RECORDS TO PROCESS >>
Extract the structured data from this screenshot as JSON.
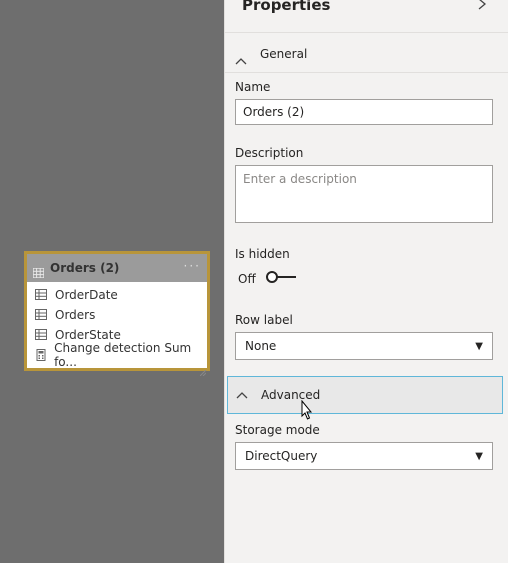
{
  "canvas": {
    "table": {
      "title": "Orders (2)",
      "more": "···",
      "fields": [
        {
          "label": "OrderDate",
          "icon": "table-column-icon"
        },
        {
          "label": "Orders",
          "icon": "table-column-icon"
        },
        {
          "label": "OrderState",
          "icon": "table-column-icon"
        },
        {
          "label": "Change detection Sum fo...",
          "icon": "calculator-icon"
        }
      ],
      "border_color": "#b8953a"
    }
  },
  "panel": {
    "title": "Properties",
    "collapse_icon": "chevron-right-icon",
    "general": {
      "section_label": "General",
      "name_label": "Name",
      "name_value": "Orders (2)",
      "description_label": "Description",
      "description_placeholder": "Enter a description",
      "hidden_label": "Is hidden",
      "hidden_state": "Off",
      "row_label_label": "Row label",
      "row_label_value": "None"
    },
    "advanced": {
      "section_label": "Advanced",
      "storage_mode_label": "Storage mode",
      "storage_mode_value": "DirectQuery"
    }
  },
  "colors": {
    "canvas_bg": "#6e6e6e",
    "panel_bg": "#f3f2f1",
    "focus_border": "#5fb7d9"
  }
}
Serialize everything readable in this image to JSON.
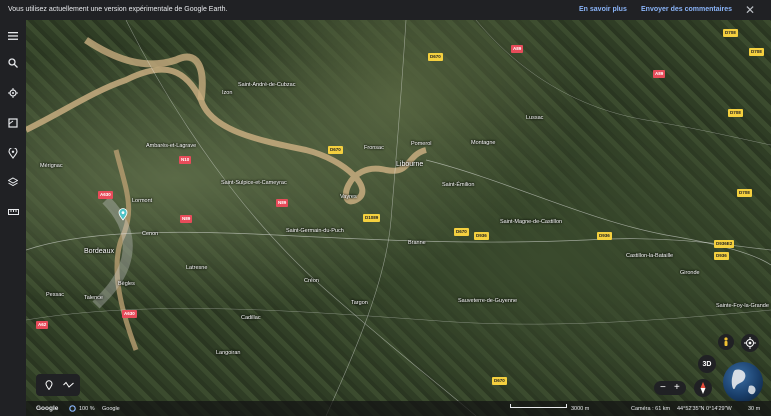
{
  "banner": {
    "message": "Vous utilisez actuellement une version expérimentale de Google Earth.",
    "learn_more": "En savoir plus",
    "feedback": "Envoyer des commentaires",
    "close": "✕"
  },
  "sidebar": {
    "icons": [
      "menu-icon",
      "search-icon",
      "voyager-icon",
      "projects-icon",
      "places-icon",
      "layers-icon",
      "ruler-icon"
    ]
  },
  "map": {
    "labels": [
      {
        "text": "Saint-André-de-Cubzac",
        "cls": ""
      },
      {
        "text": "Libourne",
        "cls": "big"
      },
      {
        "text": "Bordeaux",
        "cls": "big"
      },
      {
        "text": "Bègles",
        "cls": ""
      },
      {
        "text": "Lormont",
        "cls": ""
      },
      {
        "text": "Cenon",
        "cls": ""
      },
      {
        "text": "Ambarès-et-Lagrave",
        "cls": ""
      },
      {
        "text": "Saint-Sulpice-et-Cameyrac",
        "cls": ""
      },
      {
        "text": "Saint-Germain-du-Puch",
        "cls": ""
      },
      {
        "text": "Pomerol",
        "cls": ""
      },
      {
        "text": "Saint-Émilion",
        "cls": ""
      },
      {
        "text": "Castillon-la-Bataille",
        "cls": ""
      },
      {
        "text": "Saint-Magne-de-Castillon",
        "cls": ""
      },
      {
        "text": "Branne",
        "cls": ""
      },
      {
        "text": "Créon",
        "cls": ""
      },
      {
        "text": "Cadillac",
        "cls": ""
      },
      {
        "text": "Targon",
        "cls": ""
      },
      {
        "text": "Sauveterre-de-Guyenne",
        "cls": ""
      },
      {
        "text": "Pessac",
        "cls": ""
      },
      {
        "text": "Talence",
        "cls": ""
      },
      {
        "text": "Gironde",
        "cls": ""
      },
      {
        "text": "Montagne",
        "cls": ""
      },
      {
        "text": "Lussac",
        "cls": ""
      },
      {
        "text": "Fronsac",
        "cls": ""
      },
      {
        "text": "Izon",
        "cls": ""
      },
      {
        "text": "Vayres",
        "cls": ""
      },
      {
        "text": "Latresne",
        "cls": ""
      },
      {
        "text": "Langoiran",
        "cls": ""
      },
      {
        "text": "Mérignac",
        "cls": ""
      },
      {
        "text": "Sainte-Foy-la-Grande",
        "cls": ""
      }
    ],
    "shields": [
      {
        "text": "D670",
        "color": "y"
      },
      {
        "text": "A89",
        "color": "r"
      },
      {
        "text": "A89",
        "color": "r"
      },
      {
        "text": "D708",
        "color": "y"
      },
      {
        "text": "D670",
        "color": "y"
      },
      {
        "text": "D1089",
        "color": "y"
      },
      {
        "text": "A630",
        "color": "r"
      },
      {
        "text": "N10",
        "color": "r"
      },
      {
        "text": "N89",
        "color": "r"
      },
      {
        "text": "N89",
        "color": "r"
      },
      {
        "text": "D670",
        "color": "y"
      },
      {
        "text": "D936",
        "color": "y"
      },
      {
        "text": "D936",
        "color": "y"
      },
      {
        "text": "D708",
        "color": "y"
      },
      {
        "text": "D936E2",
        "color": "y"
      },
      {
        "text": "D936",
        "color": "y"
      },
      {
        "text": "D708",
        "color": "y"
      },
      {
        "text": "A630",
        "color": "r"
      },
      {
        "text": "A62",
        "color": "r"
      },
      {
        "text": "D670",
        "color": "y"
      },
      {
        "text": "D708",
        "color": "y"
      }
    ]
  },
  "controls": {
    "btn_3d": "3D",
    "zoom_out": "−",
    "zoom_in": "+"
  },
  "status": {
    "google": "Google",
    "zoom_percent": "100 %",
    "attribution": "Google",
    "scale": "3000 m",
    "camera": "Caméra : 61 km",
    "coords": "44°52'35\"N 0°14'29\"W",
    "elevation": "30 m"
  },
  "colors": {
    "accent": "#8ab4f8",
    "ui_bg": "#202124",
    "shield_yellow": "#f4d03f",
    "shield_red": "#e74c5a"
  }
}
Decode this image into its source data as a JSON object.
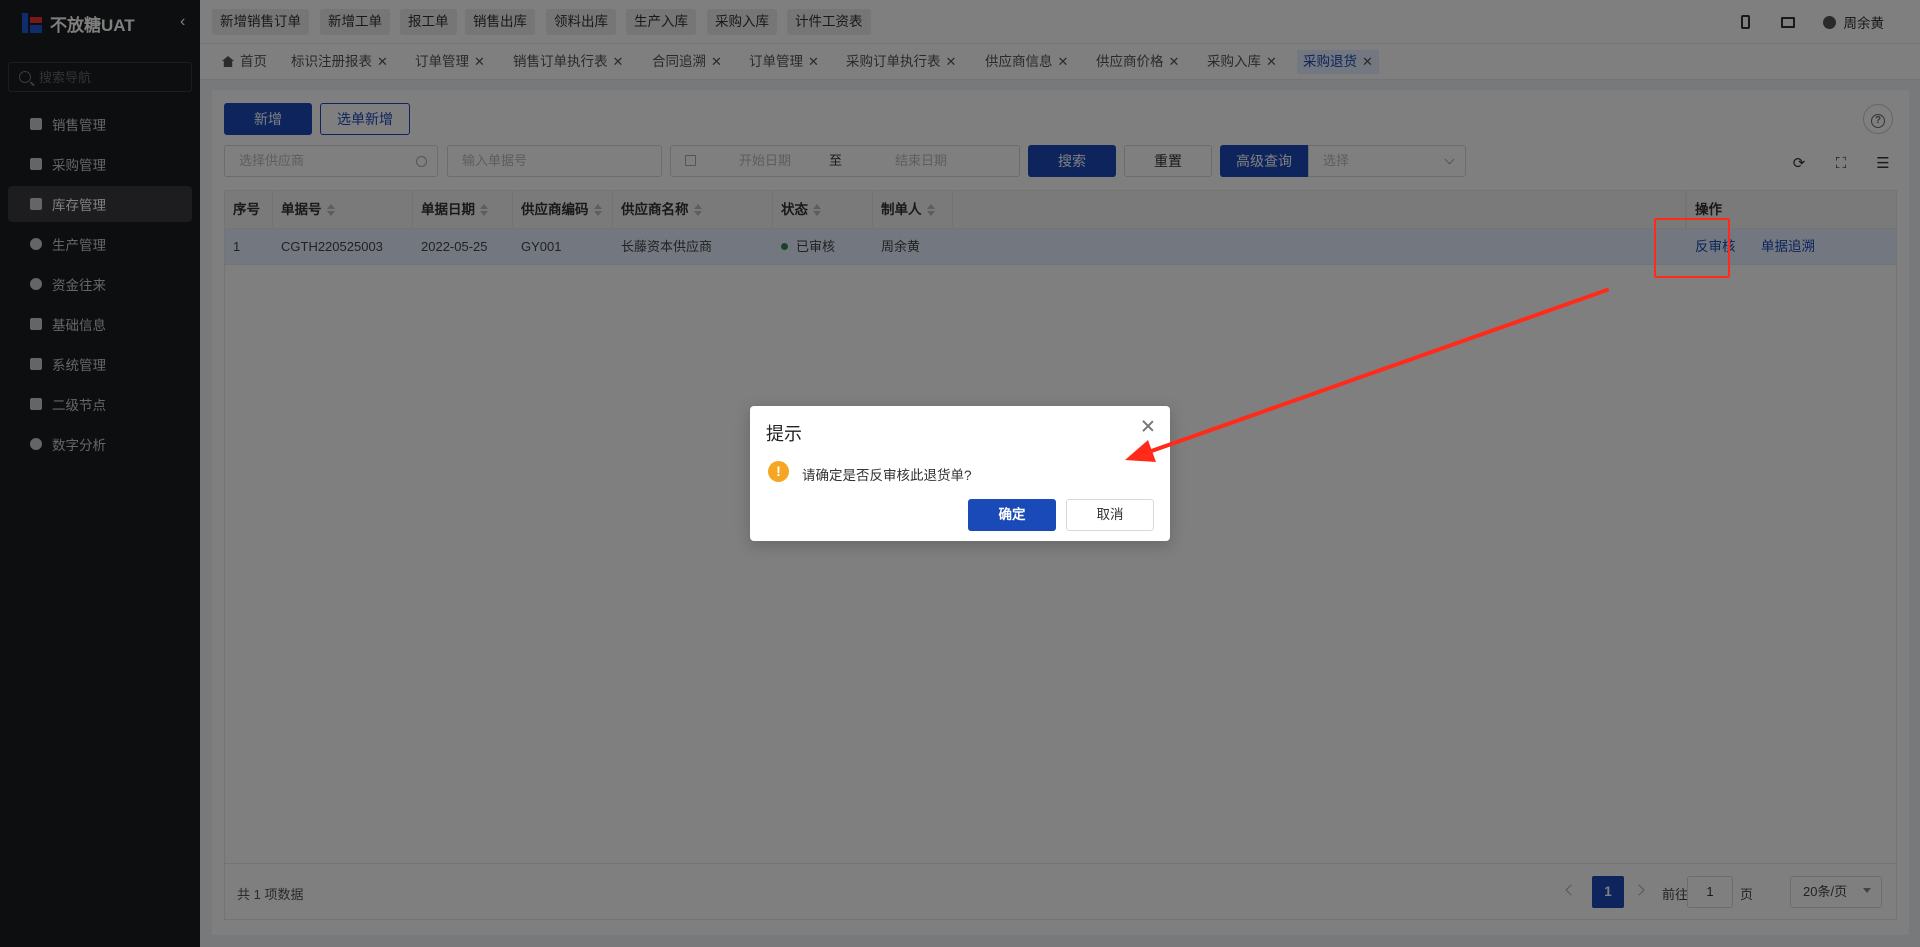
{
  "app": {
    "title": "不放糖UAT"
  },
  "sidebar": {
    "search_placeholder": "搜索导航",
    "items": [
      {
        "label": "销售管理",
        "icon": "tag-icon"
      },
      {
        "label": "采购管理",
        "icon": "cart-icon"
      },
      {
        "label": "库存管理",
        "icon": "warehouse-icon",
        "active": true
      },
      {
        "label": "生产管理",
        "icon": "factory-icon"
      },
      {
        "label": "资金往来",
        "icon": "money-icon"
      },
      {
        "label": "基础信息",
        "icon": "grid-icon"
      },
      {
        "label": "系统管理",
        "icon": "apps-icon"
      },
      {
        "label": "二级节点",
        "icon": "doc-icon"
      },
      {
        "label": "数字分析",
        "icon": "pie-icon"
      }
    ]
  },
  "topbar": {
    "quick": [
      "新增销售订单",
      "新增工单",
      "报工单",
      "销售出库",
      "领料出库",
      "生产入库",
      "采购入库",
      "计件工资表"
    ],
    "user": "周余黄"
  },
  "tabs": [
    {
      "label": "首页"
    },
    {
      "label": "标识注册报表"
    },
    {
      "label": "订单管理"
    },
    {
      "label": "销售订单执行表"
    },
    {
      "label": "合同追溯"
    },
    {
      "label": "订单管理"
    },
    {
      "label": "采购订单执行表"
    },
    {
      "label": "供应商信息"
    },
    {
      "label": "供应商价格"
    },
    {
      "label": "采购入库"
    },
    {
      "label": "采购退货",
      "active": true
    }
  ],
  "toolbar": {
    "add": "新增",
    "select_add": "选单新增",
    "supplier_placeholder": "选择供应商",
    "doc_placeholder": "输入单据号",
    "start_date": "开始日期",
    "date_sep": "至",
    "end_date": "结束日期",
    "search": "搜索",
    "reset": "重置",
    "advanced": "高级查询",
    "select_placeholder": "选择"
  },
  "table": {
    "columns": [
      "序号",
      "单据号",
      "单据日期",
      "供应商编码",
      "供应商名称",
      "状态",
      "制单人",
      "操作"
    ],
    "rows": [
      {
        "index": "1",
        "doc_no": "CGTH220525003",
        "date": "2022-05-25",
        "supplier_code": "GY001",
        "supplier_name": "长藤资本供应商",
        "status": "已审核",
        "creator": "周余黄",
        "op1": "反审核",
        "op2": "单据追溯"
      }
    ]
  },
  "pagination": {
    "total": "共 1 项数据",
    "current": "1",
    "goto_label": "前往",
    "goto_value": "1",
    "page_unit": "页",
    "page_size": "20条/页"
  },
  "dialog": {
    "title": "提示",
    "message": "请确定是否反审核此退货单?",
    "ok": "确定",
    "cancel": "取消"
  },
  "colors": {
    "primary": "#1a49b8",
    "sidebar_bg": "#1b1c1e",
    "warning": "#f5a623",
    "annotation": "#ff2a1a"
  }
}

TASK PROMPT >> State the count of lines holding the string "Castillon" in the listing above, and nothing else.

RESULT >> 2